* What to produce:
Whenever a line below holds the word "možete", copy that line.

* Material provided:
## Begin

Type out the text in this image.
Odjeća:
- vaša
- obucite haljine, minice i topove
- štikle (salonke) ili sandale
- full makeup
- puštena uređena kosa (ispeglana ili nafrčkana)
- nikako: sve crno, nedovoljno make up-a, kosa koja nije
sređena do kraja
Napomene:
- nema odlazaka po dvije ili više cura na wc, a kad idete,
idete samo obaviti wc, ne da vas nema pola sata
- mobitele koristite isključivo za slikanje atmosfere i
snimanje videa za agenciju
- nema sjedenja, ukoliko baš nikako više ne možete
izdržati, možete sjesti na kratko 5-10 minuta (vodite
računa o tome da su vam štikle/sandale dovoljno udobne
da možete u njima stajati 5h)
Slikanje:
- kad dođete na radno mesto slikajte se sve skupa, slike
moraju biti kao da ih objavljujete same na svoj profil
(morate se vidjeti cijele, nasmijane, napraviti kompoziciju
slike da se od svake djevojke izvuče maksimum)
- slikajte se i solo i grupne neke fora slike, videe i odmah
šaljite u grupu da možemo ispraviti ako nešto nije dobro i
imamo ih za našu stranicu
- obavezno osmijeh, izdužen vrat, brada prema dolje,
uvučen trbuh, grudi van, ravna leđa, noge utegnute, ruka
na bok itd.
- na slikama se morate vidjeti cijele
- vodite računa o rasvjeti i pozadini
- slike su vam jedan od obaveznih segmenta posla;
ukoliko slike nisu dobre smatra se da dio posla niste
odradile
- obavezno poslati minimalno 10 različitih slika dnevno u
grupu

## End

* Exercise output:
- nema sjedenja, ukoliko baš nikako više ne možete
izdržati, možete sjesti na kratko 5-10 minuta (vodite
da možete u njima stajati 5h)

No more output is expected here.